**THE PROBLEM**
Only the number is wanted: how many lines of the data contain "titular"?

Data items
## START

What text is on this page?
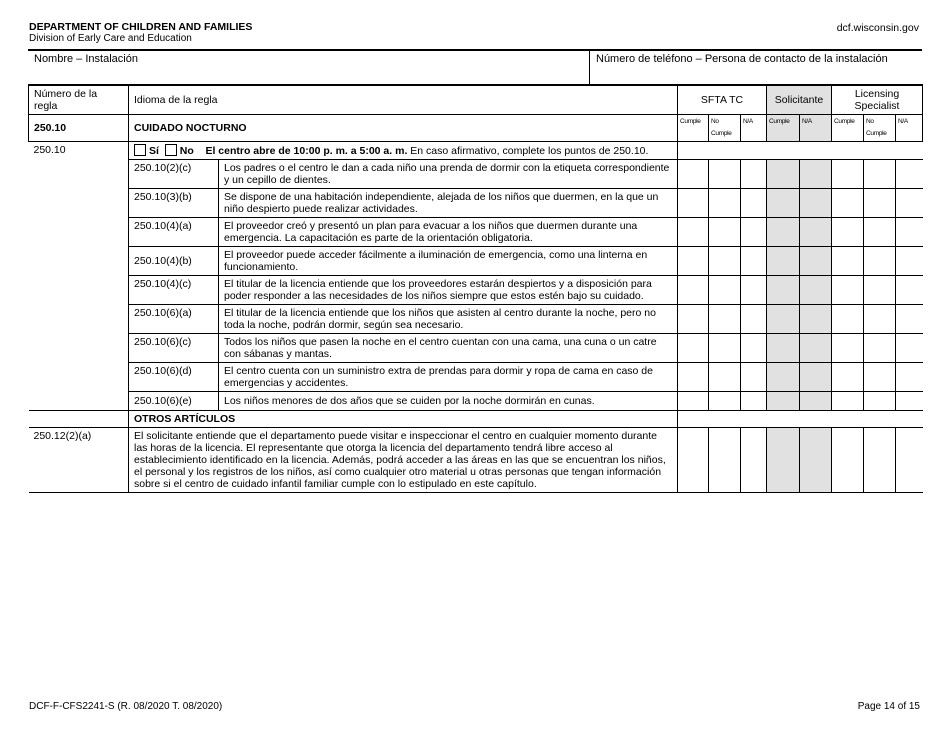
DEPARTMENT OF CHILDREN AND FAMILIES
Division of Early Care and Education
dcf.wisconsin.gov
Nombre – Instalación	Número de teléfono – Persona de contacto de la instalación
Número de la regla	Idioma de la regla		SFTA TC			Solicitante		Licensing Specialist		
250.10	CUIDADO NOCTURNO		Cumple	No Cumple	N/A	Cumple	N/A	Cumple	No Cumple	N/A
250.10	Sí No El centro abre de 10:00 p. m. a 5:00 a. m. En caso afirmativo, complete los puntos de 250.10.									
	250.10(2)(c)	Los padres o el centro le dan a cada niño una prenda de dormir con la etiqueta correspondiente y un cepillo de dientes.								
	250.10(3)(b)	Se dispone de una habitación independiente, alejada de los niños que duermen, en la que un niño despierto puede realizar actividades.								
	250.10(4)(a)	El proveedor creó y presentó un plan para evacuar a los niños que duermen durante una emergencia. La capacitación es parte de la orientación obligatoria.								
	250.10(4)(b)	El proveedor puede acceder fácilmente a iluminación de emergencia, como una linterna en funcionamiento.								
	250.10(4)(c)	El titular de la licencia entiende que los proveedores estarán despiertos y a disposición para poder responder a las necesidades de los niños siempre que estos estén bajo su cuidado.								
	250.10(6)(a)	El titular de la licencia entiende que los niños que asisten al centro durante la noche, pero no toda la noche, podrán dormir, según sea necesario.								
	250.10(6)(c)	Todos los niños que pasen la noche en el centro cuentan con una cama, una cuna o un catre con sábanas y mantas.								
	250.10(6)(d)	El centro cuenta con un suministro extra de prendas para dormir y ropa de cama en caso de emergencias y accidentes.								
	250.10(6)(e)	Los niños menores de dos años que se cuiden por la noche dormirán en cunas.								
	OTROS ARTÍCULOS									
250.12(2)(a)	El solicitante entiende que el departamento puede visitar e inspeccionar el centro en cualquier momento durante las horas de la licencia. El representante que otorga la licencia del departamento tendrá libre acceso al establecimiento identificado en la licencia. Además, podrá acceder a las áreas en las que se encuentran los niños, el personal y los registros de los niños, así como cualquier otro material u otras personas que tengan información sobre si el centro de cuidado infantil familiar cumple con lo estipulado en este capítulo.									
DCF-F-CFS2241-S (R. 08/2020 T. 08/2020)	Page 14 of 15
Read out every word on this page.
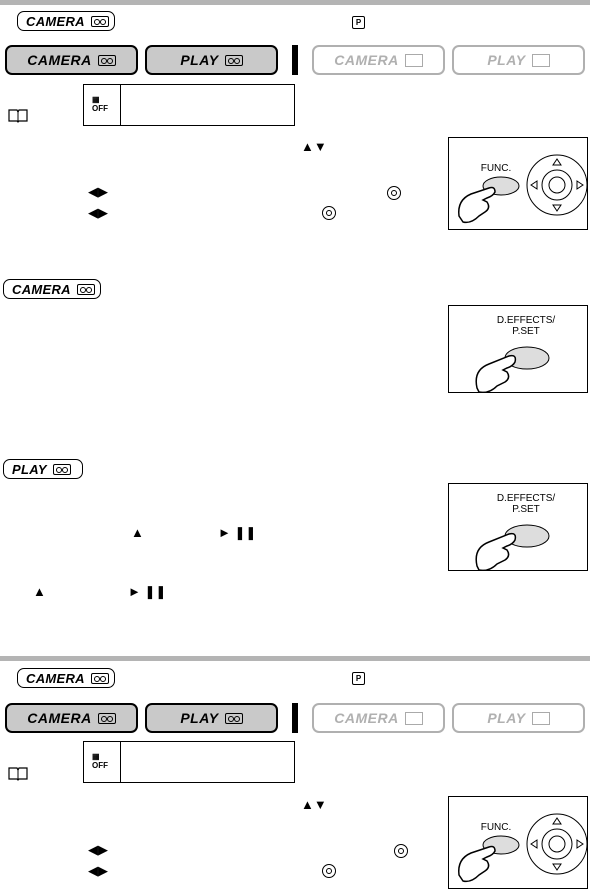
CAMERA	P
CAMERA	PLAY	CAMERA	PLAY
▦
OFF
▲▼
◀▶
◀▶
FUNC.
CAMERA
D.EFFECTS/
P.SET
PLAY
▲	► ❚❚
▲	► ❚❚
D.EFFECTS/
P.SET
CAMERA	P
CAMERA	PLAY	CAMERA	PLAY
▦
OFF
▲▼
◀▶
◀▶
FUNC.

## END

**EXERCISE RESPONSE**
2